### Input for this task
· · · · · · ·

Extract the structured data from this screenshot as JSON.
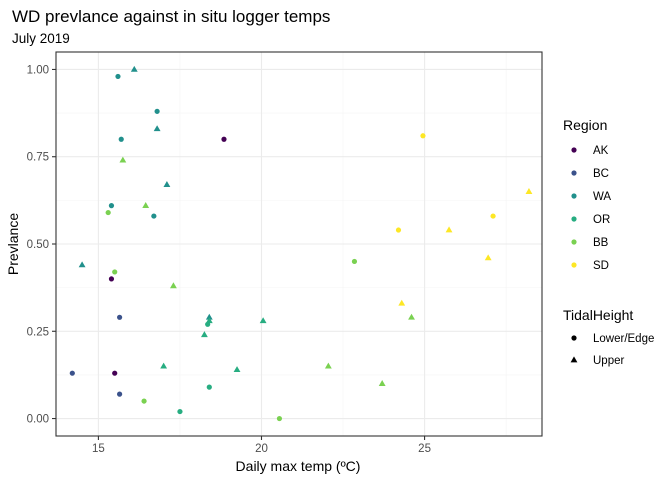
{
  "chart_data": {
    "type": "scatter",
    "title": "WD prevlance against in situ logger temps",
    "subtitle": "July 2019",
    "xlabel": "Daily max temp (ºC)",
    "ylabel": "Prevlance",
    "xlim": [
      13.7,
      28.6
    ],
    "ylim": [
      -0.05,
      1.05
    ],
    "x_ticks": [
      15,
      20,
      25
    ],
    "y_ticks": [
      0.0,
      0.25,
      0.5,
      0.75,
      1.0
    ],
    "x_tick_labels": [
      "15",
      "20",
      "25"
    ],
    "y_tick_labels": [
      "0.00",
      "0.25",
      "0.50",
      "0.75",
      "1.00"
    ],
    "grid": true,
    "legend_position": "right",
    "color_legend": {
      "title": "Region",
      "items": [
        {
          "label": "AK",
          "color": "#440154"
        },
        {
          "label": "BC",
          "color": "#3b528b"
        },
        {
          "label": "WA",
          "color": "#21908c"
        },
        {
          "label": "OR",
          "color": "#27ad81"
        },
        {
          "label": "BB",
          "color": "#7ad151"
        },
        {
          "label": "SD",
          "color": "#fde725"
        }
      ]
    },
    "shape_legend": {
      "title": "TidalHeight",
      "items": [
        {
          "label": "Lower/Edge",
          "shape": "circle"
        },
        {
          "label": "Upper",
          "shape": "triangle"
        }
      ]
    },
    "points": [
      {
        "x": 18.85,
        "y": 0.8,
        "region": "AK",
        "tide": "Lower/Edge"
      },
      {
        "x": 15.4,
        "y": 0.4,
        "region": "AK",
        "tide": "Lower/Edge"
      },
      {
        "x": 15.5,
        "y": 0.13,
        "region": "AK",
        "tide": "Lower/Edge"
      },
      {
        "x": 15.65,
        "y": 0.29,
        "region": "BC",
        "tide": "Lower/Edge"
      },
      {
        "x": 14.2,
        "y": 0.13,
        "region": "BC",
        "tide": "Lower/Edge"
      },
      {
        "x": 15.65,
        "y": 0.07,
        "region": "BC",
        "tide": "Lower/Edge"
      },
      {
        "x": 15.6,
        "y": 0.98,
        "region": "WA",
        "tide": "Lower/Edge"
      },
      {
        "x": 16.1,
        "y": 1.0,
        "region": "WA",
        "tide": "Upper"
      },
      {
        "x": 16.8,
        "y": 0.88,
        "region": "WA",
        "tide": "Lower/Edge"
      },
      {
        "x": 15.7,
        "y": 0.8,
        "region": "WA",
        "tide": "Lower/Edge"
      },
      {
        "x": 16.8,
        "y": 0.83,
        "region": "WA",
        "tide": "Upper"
      },
      {
        "x": 17.1,
        "y": 0.67,
        "region": "WA",
        "tide": "Upper"
      },
      {
        "x": 15.4,
        "y": 0.61,
        "region": "WA",
        "tide": "Lower/Edge"
      },
      {
        "x": 16.7,
        "y": 0.58,
        "region": "WA",
        "tide": "Lower/Edge"
      },
      {
        "x": 14.5,
        "y": 0.44,
        "region": "WA",
        "tide": "Upper"
      },
      {
        "x": 18.4,
        "y": 0.29,
        "region": "WA",
        "tide": "Upper"
      },
      {
        "x": 18.4,
        "y": 0.28,
        "region": "OR",
        "tide": "Upper"
      },
      {
        "x": 18.35,
        "y": 0.27,
        "region": "OR",
        "tide": "Lower/Edge"
      },
      {
        "x": 20.05,
        "y": 0.28,
        "region": "OR",
        "tide": "Upper"
      },
      {
        "x": 18.25,
        "y": 0.24,
        "region": "OR",
        "tide": "Upper"
      },
      {
        "x": 17.0,
        "y": 0.15,
        "region": "OR",
        "tide": "Upper"
      },
      {
        "x": 19.25,
        "y": 0.14,
        "region": "OR",
        "tide": "Upper"
      },
      {
        "x": 18.4,
        "y": 0.09,
        "region": "OR",
        "tide": "Lower/Edge"
      },
      {
        "x": 17.5,
        "y": 0.02,
        "region": "OR",
        "tide": "Lower/Edge"
      },
      {
        "x": 15.75,
        "y": 0.74,
        "region": "BB",
        "tide": "Upper"
      },
      {
        "x": 15.3,
        "y": 0.59,
        "region": "BB",
        "tide": "Lower/Edge"
      },
      {
        "x": 16.45,
        "y": 0.61,
        "region": "BB",
        "tide": "Upper"
      },
      {
        "x": 15.5,
        "y": 0.42,
        "region": "BB",
        "tide": "Lower/Edge"
      },
      {
        "x": 17.3,
        "y": 0.38,
        "region": "BB",
        "tide": "Upper"
      },
      {
        "x": 22.85,
        "y": 0.45,
        "region": "BB",
        "tide": "Lower/Edge"
      },
      {
        "x": 24.6,
        "y": 0.29,
        "region": "BB",
        "tide": "Upper"
      },
      {
        "x": 22.05,
        "y": 0.15,
        "region": "BB",
        "tide": "Upper"
      },
      {
        "x": 23.7,
        "y": 0.1,
        "region": "BB",
        "tide": "Upper"
      },
      {
        "x": 16.4,
        "y": 0.05,
        "region": "BB",
        "tide": "Lower/Edge"
      },
      {
        "x": 20.55,
        "y": 0.0,
        "region": "BB",
        "tide": "Lower/Edge"
      },
      {
        "x": 24.95,
        "y": 0.81,
        "region": "SD",
        "tide": "Lower/Edge"
      },
      {
        "x": 28.2,
        "y": 0.65,
        "region": "SD",
        "tide": "Upper"
      },
      {
        "x": 27.1,
        "y": 0.58,
        "region": "SD",
        "tide": "Lower/Edge"
      },
      {
        "x": 24.2,
        "y": 0.54,
        "region": "SD",
        "tide": "Lower/Edge"
      },
      {
        "x": 25.75,
        "y": 0.54,
        "region": "SD",
        "tide": "Upper"
      },
      {
        "x": 26.95,
        "y": 0.46,
        "region": "SD",
        "tide": "Upper"
      },
      {
        "x": 24.3,
        "y": 0.33,
        "region": "SD",
        "tide": "Upper"
      }
    ]
  }
}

· · · · · · ·

### To be done
Write out all the records again, exactly, minus any pictures.

### Result of the task
Extract the structured data from this screenshot as JSON.
{
  "chart_data": {
    "type": "scatter",
    "title": "WD prevlance against in situ logger temps",
    "subtitle": "July 2019",
    "xlabel": "Daily max temp (ºC)",
    "ylabel": "Prevlance",
    "xlim": [
      13.7,
      28.6
    ],
    "ylim": [
      -0.05,
      1.05
    ],
    "x_ticks": [
      15,
      20,
      25
    ],
    "y_ticks": [
      0.0,
      0.25,
      0.5,
      0.75,
      1.0
    ],
    "x_tick_labels": [
      "15",
      "20",
      "25"
    ],
    "y_tick_labels": [
      "0.00",
      "0.25",
      "0.50",
      "0.75",
      "1.00"
    ],
    "grid": true,
    "legend_position": "right",
    "color_legend": {
      "title": "Region",
      "items": [
        {
          "label": "AK",
          "color": "#440154"
        },
        {
          "label": "BC",
          "color": "#3b528b"
        },
        {
          "label": "WA",
          "color": "#21908c"
        },
        {
          "label": "OR",
          "color": "#27ad81"
        },
        {
          "label": "BB",
          "color": "#7ad151"
        },
        {
          "label": "SD",
          "color": "#fde725"
        }
      ]
    },
    "shape_legend": {
      "title": "TidalHeight",
      "items": [
        {
          "label": "Lower/Edge",
          "shape": "circle"
        },
        {
          "label": "Upper",
          "shape": "triangle"
        }
      ]
    },
    "points": [
      {
        "x": 18.85,
        "y": 0.8,
        "region": "AK",
        "tide": "Lower/Edge"
      },
      {
        "x": 15.4,
        "y": 0.4,
        "region": "AK",
        "tide": "Lower/Edge"
      },
      {
        "x": 15.5,
        "y": 0.13,
        "region": "AK",
        "tide": "Lower/Edge"
      },
      {
        "x": 15.65,
        "y": 0.29,
        "region": "BC",
        "tide": "Lower/Edge"
      },
      {
        "x": 14.2,
        "y": 0.13,
        "region": "BC",
        "tide": "Lower/Edge"
      },
      {
        "x": 15.65,
        "y": 0.07,
        "region": "BC",
        "tide": "Lower/Edge"
      },
      {
        "x": 15.6,
        "y": 0.98,
        "region": "WA",
        "tide": "Lower/Edge"
      },
      {
        "x": 16.1,
        "y": 1.0,
        "region": "WA",
        "tide": "Upper"
      },
      {
        "x": 16.8,
        "y": 0.88,
        "region": "WA",
        "tide": "Lower/Edge"
      },
      {
        "x": 15.7,
        "y": 0.8,
        "region": "WA",
        "tide": "Lower/Edge"
      },
      {
        "x": 16.8,
        "y": 0.83,
        "region": "WA",
        "tide": "Upper"
      },
      {
        "x": 17.1,
        "y": 0.67,
        "region": "WA",
        "tide": "Upper"
      },
      {
        "x": 15.4,
        "y": 0.61,
        "region": "WA",
        "tide": "Lower/Edge"
      },
      {
        "x": 16.7,
        "y": 0.58,
        "region": "WA",
        "tide": "Lower/Edge"
      },
      {
        "x": 14.5,
        "y": 0.44,
        "region": "WA",
        "tide": "Upper"
      },
      {
        "x": 18.4,
        "y": 0.29,
        "region": "WA",
        "tide": "Upper"
      },
      {
        "x": 18.4,
        "y": 0.28,
        "region": "OR",
        "tide": "Upper"
      },
      {
        "x": 18.35,
        "y": 0.27,
        "region": "OR",
        "tide": "Lower/Edge"
      },
      {
        "x": 20.05,
        "y": 0.28,
        "region": "OR",
        "tide": "Upper"
      },
      {
        "x": 18.25,
        "y": 0.24,
        "region": "OR",
        "tide": "Upper"
      },
      {
        "x": 17.0,
        "y": 0.15,
        "region": "OR",
        "tide": "Upper"
      },
      {
        "x": 19.25,
        "y": 0.14,
        "region": "OR",
        "tide": "Upper"
      },
      {
        "x": 18.4,
        "y": 0.09,
        "region": "OR",
        "tide": "Lower/Edge"
      },
      {
        "x": 17.5,
        "y": 0.02,
        "region": "OR",
        "tide": "Lower/Edge"
      },
      {
        "x": 15.75,
        "y": 0.74,
        "region": "BB",
        "tide": "Upper"
      },
      {
        "x": 15.3,
        "y": 0.59,
        "region": "BB",
        "tide": "Lower/Edge"
      },
      {
        "x": 16.45,
        "y": 0.61,
        "region": "BB",
        "tide": "Upper"
      },
      {
        "x": 15.5,
        "y": 0.42,
        "region": "BB",
        "tide": "Lower/Edge"
      },
      {
        "x": 17.3,
        "y": 0.38,
        "region": "BB",
        "tide": "Upper"
      },
      {
        "x": 22.85,
        "y": 0.45,
        "region": "BB",
        "tide": "Lower/Edge"
      },
      {
        "x": 24.6,
        "y": 0.29,
        "region": "BB",
        "tide": "Upper"
      },
      {
        "x": 22.05,
        "y": 0.15,
        "region": "BB",
        "tide": "Upper"
      },
      {
        "x": 23.7,
        "y": 0.1,
        "region": "BB",
        "tide": "Upper"
      },
      {
        "x": 16.4,
        "y": 0.05,
        "region": "BB",
        "tide": "Lower/Edge"
      },
      {
        "x": 20.55,
        "y": 0.0,
        "region": "BB",
        "tide": "Lower/Edge"
      },
      {
        "x": 24.95,
        "y": 0.81,
        "region": "SD",
        "tide": "Lower/Edge"
      },
      {
        "x": 28.2,
        "y": 0.65,
        "region": "SD",
        "tide": "Upper"
      },
      {
        "x": 27.1,
        "y": 0.58,
        "region": "SD",
        "tide": "Lower/Edge"
      },
      {
        "x": 24.2,
        "y": 0.54,
        "region": "SD",
        "tide": "Lower/Edge"
      },
      {
        "x": 25.75,
        "y": 0.54,
        "region": "SD",
        "tide": "Upper"
      },
      {
        "x": 26.95,
        "y": 0.46,
        "region": "SD",
        "tide": "Upper"
      },
      {
        "x": 24.3,
        "y": 0.33,
        "region": "SD",
        "tide": "Upper"
      }
    ]
  }
}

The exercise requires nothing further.